§ **PROBLEM TO WORK ON**
Can you reproduce the data beneath, keeping every line exact?
Start
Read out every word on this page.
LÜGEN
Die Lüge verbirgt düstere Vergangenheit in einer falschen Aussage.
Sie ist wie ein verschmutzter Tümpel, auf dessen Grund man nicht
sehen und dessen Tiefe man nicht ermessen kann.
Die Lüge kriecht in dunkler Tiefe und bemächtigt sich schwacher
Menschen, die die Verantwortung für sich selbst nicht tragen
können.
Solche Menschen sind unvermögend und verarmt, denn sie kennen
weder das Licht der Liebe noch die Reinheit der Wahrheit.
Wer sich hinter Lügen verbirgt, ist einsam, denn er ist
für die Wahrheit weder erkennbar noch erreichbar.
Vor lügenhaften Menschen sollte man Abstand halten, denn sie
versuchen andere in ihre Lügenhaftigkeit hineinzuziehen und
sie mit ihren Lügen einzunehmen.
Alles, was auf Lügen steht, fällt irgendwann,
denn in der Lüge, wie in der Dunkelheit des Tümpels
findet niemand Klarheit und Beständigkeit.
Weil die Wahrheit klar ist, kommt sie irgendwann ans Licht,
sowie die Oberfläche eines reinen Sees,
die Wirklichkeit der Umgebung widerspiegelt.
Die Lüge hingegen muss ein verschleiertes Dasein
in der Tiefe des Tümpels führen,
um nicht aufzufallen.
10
End
§ **WRITTEN RESPONSE**
Read out every word on this page.
LÜGEN
Die Lüge verbirgt düstere Vergangenheit in einer falschen Aussage.
Sie ist wie ein verschmutzter Tümpel, auf dessen Grund man nicht
sehen und dessen Tiefe man nicht ermessen kann.
Die Lüge kriecht in dunkler Tiefe und bemächtigt sich schwacher
Menschen, die die Verantwortung für sich selbst nicht tragen
können.
Solche Menschen sind unvermögend und verarmt, denn sie kennen
weder das Licht der Liebe noch die Reinheit der Wahrheit.
Wer sich hinter Lügen verbirgt, ist einsam, denn er ist
für die Wahrheit weder erkennbar noch erreichbar.
Vor lügenhaften Menschen sollte man Abstand halten, denn sie
versuchen andere in ihre Lügenhaftigkeit hineinzuziehen und
sie mit ihren Lügen einzunehmen.
Alles, was auf Lügen steht, fällt irgendwann,
denn in der Lüge, wie in der Dunkelheit des Tümpels
findet niemand Klarheit und Beständigkeit.
Weil die Wahrheit klar ist, kommt sie irgendwann ans Licht,
sowie die Oberfläche eines reinen Sees,
die Wirklichkeit der Umgebung widerspiegelt.
Die Lüge hingegen muss ein verschleiertes Dasein
in der Tiefe des Tümpels führen,
um nicht aufzufallen.
10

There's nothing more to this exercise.